━━ DATASET
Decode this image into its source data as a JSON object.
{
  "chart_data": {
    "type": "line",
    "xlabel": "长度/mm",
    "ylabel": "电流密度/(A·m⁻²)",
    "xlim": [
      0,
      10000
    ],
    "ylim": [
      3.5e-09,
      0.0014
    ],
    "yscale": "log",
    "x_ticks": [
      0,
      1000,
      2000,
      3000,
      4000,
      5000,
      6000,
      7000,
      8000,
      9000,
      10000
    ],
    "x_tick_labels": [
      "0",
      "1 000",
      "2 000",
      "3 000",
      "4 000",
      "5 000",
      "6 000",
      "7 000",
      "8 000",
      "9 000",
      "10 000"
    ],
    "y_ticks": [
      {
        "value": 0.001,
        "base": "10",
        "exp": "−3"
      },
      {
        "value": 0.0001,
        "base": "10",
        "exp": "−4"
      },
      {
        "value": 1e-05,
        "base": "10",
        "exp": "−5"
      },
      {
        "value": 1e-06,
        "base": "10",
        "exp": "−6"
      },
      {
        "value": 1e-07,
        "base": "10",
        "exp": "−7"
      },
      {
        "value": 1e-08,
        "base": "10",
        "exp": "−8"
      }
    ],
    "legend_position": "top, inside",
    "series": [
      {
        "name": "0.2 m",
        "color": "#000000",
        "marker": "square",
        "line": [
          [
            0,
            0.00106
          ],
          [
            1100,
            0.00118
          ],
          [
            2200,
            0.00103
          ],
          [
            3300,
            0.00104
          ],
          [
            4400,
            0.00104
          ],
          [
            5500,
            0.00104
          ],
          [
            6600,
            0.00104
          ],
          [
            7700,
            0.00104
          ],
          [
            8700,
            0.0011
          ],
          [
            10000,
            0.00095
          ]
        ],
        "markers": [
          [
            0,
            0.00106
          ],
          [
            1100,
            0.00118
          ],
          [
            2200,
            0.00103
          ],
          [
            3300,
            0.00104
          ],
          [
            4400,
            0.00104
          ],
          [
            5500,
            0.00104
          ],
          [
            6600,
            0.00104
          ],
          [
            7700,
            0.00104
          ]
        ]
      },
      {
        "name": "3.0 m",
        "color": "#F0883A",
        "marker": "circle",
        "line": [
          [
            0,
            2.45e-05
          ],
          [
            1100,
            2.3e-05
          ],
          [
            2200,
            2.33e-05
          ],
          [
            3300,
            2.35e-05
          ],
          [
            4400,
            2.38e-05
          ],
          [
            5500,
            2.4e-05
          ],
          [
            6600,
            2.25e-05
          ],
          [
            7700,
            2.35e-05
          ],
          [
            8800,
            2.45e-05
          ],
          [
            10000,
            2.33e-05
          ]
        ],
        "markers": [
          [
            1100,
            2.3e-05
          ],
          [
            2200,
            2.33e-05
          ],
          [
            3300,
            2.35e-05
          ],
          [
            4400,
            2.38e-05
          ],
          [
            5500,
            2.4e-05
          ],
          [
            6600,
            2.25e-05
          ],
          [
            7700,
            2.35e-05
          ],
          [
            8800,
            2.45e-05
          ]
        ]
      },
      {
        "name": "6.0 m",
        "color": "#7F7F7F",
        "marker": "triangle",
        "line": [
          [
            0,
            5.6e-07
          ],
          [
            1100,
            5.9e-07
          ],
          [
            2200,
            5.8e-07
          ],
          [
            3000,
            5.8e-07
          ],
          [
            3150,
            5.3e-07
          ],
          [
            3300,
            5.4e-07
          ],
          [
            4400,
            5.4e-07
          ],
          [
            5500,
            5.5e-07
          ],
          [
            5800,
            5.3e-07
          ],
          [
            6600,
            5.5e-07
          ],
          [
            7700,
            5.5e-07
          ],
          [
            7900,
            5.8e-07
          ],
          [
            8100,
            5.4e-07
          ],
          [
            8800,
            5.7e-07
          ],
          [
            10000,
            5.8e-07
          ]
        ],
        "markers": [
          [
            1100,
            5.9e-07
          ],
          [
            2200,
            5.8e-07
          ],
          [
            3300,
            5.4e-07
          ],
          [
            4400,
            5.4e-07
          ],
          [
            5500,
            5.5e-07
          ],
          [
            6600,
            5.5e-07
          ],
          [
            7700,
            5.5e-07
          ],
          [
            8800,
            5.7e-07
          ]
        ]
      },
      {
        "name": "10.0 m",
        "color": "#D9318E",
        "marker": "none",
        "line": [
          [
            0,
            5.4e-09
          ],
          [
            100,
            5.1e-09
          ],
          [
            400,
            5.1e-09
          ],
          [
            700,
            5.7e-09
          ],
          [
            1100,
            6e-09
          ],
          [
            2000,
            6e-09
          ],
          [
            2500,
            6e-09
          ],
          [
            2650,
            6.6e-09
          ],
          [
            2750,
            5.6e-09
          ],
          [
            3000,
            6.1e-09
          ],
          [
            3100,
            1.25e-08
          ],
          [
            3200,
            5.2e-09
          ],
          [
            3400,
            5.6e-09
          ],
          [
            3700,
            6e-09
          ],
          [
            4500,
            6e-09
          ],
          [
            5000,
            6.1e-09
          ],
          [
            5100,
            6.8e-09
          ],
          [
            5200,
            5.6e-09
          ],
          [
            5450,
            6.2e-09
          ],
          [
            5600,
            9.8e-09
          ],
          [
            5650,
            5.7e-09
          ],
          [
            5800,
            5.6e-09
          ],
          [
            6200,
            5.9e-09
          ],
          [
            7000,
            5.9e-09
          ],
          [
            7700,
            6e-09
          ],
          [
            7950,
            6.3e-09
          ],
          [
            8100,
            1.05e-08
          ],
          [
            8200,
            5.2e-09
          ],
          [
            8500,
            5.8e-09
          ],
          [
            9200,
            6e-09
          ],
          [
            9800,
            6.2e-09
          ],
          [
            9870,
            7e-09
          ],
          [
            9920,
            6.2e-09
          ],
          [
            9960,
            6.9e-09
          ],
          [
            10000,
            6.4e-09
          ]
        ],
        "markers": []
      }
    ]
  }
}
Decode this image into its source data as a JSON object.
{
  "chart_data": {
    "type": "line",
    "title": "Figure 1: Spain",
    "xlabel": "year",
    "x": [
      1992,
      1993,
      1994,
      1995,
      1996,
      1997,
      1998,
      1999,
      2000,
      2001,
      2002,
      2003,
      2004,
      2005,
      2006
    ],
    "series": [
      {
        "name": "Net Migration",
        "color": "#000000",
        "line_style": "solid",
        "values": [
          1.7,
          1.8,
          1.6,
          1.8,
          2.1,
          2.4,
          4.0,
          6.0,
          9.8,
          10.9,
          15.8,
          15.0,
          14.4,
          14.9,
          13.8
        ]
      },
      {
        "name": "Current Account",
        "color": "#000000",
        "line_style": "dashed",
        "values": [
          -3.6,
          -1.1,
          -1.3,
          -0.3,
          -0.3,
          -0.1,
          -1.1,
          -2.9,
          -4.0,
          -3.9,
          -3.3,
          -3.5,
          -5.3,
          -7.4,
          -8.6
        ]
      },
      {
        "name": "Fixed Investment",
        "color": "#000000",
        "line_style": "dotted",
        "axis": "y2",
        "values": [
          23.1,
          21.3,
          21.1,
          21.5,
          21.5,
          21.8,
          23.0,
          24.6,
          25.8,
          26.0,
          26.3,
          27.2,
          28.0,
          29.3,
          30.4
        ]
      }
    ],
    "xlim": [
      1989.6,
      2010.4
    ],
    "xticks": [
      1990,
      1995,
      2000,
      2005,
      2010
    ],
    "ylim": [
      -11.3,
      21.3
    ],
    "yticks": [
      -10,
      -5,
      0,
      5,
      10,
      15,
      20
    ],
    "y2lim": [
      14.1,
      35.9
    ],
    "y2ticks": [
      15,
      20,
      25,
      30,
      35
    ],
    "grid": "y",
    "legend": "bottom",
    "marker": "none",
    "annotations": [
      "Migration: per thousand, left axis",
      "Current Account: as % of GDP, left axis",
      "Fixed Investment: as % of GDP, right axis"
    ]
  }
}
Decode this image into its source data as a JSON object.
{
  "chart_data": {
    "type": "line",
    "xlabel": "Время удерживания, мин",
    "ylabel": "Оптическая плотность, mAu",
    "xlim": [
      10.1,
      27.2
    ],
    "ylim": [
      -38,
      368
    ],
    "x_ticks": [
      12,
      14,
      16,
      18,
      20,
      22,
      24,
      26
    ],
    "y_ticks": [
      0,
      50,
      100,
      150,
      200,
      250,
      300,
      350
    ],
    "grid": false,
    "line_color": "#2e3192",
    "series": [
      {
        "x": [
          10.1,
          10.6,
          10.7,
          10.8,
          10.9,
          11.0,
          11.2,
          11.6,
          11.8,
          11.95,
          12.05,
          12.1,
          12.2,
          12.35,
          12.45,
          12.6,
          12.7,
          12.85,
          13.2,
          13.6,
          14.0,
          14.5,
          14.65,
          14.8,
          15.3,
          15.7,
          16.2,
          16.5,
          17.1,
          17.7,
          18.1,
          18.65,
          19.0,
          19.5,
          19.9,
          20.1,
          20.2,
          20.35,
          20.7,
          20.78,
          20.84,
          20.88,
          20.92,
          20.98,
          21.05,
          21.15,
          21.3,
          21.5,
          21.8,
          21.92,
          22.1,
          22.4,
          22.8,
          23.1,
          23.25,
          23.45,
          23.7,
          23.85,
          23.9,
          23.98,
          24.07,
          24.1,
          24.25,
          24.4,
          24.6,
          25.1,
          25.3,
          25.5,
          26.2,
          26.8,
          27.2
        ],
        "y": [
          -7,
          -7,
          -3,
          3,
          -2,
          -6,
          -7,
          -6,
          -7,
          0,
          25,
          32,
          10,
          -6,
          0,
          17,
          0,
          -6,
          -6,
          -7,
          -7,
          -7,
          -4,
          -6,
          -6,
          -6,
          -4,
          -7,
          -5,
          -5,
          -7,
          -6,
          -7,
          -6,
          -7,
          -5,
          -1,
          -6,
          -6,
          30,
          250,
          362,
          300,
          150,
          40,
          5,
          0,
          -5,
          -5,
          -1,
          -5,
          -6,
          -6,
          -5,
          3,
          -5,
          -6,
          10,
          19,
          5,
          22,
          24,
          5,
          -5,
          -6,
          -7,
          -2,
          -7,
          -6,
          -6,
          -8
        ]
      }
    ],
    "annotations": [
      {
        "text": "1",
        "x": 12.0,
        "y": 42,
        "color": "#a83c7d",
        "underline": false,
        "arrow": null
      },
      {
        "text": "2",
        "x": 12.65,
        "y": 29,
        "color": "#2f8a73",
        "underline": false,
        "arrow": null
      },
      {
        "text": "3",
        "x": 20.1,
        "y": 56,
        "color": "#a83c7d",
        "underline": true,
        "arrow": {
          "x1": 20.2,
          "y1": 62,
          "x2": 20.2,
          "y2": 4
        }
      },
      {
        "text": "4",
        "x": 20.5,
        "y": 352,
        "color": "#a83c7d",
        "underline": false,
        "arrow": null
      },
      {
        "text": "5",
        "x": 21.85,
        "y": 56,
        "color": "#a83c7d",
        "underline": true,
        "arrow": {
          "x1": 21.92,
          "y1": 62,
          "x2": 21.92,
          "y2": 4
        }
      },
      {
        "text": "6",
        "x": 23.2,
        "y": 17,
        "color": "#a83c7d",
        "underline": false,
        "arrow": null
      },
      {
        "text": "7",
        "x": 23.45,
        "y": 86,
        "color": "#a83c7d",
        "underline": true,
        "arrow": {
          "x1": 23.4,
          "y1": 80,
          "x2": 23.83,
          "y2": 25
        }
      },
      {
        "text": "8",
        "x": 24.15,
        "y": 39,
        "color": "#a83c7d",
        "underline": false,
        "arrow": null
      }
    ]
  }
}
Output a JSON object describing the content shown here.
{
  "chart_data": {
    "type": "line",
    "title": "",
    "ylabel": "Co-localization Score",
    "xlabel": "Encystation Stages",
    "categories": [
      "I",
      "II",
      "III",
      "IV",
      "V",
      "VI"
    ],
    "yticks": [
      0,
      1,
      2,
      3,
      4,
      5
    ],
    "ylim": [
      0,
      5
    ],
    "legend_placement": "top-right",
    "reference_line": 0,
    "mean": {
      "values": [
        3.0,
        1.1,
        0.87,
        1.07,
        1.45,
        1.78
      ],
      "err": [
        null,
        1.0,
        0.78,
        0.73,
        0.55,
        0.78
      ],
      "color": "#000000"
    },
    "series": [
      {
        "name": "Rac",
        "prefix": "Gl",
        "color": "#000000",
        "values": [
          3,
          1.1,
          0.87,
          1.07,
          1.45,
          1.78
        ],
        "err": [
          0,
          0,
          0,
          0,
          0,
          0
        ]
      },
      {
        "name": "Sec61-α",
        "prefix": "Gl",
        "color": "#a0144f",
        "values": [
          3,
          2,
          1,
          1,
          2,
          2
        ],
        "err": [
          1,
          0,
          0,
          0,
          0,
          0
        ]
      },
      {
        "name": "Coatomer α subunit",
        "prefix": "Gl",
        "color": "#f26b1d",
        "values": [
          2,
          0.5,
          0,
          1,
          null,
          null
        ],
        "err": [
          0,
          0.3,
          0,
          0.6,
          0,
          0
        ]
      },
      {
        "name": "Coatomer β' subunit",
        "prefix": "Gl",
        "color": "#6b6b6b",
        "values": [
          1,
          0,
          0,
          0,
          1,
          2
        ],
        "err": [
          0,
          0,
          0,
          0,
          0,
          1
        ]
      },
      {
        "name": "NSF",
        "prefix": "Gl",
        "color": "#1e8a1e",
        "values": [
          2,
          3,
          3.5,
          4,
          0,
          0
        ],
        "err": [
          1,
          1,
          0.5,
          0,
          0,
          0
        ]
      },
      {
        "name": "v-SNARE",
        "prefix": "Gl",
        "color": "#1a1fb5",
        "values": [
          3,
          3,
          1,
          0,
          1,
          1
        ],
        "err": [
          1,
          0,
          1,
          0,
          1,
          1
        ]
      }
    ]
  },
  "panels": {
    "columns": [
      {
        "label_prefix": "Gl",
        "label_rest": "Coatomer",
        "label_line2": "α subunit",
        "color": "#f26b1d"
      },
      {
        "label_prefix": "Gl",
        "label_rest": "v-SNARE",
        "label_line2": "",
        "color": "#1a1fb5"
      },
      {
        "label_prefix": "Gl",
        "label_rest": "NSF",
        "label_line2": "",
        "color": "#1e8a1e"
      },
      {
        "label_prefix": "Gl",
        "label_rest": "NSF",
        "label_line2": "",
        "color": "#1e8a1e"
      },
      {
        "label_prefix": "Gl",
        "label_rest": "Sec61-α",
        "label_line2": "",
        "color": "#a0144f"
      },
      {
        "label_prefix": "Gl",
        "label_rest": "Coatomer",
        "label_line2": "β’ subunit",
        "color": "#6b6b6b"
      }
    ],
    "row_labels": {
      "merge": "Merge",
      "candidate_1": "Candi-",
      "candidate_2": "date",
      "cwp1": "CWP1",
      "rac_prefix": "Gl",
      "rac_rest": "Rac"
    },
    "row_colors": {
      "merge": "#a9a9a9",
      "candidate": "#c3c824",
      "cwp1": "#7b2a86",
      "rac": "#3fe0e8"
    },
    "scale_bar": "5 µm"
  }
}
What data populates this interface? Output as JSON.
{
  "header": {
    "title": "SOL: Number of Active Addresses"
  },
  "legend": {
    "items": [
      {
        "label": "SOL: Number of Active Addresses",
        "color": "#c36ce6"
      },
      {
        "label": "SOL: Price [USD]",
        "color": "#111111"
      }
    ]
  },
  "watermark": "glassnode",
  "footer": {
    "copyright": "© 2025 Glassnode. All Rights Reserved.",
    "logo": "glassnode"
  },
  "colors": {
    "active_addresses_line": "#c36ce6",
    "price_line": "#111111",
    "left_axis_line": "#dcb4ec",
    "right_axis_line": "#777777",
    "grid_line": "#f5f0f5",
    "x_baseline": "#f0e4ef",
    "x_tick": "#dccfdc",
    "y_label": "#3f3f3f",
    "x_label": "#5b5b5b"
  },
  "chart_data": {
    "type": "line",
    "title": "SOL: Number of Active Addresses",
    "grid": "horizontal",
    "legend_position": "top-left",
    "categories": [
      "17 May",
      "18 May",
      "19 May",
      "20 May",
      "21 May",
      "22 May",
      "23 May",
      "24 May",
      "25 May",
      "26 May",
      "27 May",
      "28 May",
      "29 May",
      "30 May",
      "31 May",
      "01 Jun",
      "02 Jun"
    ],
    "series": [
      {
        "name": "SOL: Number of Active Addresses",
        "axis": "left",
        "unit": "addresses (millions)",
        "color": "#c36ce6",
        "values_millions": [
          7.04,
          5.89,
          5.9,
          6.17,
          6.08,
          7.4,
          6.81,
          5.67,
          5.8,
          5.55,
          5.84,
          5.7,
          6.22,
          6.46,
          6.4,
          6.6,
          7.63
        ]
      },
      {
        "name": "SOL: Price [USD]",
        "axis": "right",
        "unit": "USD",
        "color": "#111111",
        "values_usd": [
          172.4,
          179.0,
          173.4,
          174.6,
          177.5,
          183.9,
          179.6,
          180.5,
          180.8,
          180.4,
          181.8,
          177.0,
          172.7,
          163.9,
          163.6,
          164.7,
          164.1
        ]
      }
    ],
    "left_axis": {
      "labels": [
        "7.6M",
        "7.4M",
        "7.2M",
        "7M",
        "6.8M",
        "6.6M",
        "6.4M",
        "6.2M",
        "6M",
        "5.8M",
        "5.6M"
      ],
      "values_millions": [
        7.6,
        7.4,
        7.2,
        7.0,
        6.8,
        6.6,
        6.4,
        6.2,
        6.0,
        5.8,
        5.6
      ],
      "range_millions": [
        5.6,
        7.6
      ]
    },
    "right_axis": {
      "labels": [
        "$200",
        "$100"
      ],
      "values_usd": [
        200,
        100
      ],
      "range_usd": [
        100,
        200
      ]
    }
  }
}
━━━━
* THE PROBLEM *
Show every line where the string "subunit" appears.

* ANSWER IN FULL *
        "name": "Coatomer α subunit",
        "name": "Coatomer β' subunit",
        "label_line2": "α subunit",
        "label_line2": "β’ subunit",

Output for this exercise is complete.